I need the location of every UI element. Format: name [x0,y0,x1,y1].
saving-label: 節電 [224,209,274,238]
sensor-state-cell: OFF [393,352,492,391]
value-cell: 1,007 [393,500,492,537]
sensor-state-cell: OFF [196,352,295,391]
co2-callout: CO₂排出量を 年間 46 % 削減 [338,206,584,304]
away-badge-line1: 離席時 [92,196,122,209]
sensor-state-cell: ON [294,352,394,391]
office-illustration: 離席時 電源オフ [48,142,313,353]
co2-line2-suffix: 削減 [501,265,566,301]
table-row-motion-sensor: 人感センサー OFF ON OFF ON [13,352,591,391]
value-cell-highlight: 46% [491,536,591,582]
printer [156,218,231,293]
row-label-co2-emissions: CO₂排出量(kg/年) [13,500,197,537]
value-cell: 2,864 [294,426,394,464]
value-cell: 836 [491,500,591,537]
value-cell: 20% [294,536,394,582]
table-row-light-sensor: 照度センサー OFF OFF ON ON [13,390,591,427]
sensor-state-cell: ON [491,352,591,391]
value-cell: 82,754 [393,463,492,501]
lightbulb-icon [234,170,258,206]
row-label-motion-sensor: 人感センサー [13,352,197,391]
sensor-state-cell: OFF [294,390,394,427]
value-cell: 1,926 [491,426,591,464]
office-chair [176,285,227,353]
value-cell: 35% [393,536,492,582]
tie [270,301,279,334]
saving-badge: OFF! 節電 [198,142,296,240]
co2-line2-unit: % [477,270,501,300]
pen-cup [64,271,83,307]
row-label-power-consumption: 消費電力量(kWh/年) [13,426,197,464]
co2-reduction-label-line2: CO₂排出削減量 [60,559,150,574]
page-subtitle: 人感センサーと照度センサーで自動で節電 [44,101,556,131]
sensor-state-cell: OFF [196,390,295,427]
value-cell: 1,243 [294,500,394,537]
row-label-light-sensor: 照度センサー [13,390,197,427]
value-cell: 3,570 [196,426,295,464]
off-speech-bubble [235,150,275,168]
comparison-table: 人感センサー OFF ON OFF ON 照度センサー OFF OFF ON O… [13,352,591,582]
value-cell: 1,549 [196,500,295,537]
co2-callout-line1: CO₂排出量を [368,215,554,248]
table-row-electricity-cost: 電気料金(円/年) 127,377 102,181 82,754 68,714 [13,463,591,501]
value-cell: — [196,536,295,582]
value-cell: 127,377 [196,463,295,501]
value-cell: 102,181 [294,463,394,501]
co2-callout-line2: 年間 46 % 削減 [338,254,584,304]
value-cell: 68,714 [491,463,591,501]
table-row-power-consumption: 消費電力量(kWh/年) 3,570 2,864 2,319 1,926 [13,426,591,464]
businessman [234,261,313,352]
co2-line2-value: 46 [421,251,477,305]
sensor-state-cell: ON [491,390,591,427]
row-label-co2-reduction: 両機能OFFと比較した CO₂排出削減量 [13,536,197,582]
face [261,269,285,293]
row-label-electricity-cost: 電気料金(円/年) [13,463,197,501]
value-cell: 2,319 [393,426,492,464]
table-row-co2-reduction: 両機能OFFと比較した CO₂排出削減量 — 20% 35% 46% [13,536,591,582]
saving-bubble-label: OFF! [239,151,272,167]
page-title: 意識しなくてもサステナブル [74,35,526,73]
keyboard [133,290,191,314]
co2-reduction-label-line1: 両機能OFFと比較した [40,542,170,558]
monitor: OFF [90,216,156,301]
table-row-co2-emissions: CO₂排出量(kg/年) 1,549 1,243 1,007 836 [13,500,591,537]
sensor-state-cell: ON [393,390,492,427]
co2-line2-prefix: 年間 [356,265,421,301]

........

▶ **Your task**
Print the rows above word for word, from the first one through the row that contains "page-subtitle: 人感センサーと照度センサーで自動で節電 [44,101,556,131]", including both of those rows.

▶ **Solved exercise**
I need the location of every UI element. Format: name [x0,y0,x1,y1].
saving-label: 節電 [224,209,274,238]
sensor-state-cell: OFF [393,352,492,391]
value-cell: 1,007 [393,500,492,537]
sensor-state-cell: OFF [196,352,295,391]
co2-callout: CO₂排出量を 年間 46 % 削減 [338,206,584,304]
away-badge-line1: 離席時 [92,196,122,209]
sensor-state-cell: ON [294,352,394,391]
office-illustration: 離席時 電源オフ [48,142,313,353]
co2-line2-suffix: 削減 [501,265,566,301]
table-row-motion-sensor: 人感センサー OFF ON OFF ON [13,352,591,391]
value-cell-highlight: 46% [491,536,591,582]
printer [156,218,231,293]
row-label-co2-emissions: CO₂排出量(kg/年) [13,500,197,537]
value-cell: 2,864 [294,426,394,464]
value-cell: 836 [491,500,591,537]
value-cell: 20% [294,536,394,582]
table-row-light-sensor: 照度センサー OFF OFF ON ON [13,390,591,427]
sensor-state-cell: ON [491,352,591,391]
value-cell: 82,754 [393,463,492,501]
lightbulb-icon [234,170,258,206]
row-label-motion-sensor: 人感センサー [13,352,197,391]
sensor-state-cell: OFF [294,390,394,427]
value-cell: 1,926 [491,426,591,464]
office-chair [176,285,227,353]
value-cell: 35% [393,536,492,582]
tie [270,301,279,334]
saving-badge: OFF! 節電 [198,142,296,240]
co2-line2-unit: % [477,270,501,300]
pen-cup [64,271,83,307]
row-label-power-consumption: 消費電力量(kWh/年) [13,426,197,464]
co2-reduction-label-line2: CO₂排出削減量 [60,559,150,574]
page-subtitle: 人感センサーと照度センサーで自動で節電 [44,101,556,131]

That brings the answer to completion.